> **Your task**
Find each line holding "Today" and copy it out.

** Start of The data **

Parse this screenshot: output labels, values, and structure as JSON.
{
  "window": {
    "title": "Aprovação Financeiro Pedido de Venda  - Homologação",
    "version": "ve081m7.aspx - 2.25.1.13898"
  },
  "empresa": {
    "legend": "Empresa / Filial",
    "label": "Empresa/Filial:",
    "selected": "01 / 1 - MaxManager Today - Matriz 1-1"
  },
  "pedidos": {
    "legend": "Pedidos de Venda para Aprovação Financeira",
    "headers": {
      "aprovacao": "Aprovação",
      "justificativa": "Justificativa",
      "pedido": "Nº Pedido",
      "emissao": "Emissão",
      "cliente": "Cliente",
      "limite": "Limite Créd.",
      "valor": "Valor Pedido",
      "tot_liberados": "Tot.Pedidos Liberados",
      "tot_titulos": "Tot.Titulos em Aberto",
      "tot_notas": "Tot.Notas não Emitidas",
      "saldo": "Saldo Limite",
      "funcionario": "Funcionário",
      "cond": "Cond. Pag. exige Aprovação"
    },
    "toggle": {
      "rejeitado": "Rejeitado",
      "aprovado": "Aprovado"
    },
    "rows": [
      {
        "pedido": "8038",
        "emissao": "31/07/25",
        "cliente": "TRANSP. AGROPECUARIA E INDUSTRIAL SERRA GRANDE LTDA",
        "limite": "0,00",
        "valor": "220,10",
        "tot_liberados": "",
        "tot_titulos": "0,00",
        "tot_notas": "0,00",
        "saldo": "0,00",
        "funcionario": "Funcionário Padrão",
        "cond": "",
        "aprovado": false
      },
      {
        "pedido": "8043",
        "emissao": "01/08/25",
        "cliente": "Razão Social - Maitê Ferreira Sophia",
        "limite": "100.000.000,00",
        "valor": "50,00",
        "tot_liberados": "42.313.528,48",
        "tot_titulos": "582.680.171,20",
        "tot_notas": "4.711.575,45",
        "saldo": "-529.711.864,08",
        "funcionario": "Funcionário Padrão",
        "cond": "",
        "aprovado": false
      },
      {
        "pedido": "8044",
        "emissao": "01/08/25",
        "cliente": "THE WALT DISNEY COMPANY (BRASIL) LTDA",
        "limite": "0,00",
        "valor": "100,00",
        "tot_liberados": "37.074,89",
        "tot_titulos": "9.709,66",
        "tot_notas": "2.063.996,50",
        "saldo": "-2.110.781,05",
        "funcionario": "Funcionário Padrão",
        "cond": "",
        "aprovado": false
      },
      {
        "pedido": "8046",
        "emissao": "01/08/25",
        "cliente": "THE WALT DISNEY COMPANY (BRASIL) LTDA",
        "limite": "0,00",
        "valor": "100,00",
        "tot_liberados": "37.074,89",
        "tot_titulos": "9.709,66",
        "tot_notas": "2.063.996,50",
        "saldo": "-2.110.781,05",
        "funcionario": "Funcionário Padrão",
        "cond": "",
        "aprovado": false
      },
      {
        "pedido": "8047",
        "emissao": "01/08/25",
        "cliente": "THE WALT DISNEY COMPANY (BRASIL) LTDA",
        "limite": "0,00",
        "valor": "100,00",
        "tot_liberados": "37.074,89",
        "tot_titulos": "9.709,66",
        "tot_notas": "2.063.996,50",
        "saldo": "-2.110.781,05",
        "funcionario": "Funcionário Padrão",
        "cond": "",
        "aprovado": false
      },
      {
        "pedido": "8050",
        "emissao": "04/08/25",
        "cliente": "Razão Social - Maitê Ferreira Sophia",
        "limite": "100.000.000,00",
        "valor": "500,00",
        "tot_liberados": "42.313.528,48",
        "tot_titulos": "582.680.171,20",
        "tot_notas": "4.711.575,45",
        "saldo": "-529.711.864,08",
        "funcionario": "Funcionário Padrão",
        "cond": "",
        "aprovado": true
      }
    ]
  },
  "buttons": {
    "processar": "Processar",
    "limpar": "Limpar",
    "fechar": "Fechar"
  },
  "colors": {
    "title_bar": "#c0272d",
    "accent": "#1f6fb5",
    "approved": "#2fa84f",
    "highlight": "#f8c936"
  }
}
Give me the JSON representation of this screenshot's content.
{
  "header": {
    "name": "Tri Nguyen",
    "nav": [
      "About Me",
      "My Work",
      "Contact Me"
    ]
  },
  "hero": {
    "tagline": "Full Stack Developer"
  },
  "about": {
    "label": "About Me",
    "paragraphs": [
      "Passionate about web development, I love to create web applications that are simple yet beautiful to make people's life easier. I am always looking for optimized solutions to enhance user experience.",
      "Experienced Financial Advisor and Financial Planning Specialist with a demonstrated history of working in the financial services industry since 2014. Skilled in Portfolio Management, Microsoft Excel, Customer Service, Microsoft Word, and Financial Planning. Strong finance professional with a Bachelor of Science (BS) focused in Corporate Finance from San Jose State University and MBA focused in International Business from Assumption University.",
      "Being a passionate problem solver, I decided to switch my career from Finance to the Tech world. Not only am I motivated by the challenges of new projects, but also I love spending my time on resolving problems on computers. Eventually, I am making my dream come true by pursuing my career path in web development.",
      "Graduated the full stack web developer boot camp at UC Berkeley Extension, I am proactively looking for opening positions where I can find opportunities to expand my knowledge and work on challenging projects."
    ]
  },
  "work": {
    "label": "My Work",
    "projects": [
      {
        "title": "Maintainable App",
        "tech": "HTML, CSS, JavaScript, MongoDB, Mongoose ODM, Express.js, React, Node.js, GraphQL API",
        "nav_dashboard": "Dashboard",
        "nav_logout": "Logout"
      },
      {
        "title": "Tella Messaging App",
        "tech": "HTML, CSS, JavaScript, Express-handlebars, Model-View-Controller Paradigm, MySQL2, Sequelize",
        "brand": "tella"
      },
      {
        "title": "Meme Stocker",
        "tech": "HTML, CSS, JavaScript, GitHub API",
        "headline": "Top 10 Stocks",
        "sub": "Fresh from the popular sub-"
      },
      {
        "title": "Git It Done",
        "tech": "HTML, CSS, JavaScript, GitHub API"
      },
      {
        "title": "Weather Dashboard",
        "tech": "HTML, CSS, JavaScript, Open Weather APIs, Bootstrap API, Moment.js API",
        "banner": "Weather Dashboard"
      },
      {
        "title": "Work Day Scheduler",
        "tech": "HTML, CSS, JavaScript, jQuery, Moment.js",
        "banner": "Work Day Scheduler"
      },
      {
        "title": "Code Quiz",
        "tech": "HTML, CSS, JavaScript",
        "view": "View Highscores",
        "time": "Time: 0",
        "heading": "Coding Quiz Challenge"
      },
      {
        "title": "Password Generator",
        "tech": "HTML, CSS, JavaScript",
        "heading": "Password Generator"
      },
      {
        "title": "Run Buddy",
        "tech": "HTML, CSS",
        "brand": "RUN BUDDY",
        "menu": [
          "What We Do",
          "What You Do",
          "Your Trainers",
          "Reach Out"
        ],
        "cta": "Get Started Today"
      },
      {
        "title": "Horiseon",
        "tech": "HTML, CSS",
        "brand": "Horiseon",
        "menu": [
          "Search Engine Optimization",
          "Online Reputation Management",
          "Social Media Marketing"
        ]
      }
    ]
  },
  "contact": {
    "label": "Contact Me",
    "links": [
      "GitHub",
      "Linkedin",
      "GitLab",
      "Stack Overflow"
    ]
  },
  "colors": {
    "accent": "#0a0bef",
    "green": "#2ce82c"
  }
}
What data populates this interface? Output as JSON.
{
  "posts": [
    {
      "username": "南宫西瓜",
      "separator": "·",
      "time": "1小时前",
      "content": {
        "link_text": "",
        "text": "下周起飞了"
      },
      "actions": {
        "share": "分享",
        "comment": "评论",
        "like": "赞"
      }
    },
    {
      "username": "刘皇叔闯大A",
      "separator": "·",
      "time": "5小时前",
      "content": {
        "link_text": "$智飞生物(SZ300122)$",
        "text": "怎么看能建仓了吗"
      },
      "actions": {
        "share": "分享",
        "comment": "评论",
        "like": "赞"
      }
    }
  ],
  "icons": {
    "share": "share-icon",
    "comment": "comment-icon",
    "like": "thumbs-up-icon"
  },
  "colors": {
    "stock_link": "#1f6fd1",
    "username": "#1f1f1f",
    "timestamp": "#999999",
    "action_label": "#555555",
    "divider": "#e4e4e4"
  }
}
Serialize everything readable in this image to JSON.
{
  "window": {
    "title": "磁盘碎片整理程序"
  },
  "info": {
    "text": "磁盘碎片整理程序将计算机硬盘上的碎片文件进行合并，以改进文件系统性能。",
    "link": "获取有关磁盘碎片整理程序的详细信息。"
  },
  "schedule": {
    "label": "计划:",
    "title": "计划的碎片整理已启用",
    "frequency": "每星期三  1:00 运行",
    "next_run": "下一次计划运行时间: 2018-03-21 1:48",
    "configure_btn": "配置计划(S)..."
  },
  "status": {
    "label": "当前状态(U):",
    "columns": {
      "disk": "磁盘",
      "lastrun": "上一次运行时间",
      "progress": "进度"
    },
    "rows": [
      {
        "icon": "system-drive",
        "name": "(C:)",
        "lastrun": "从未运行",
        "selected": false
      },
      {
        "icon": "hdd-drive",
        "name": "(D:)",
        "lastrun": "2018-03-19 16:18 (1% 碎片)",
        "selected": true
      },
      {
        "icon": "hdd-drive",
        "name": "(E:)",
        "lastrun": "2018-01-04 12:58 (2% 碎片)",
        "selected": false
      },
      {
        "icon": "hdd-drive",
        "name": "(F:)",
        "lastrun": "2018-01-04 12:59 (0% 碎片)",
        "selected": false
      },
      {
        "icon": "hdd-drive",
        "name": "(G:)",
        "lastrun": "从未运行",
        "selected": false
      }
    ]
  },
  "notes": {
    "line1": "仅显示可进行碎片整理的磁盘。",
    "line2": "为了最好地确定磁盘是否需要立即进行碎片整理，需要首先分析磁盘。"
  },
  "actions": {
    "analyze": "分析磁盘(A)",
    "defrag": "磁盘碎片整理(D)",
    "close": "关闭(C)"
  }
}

** End of The data **

> **Complete output**
    "selected": "01 / 1 - MaxManager Today - Matriz 1-1"
        "cta": "Get Started Today"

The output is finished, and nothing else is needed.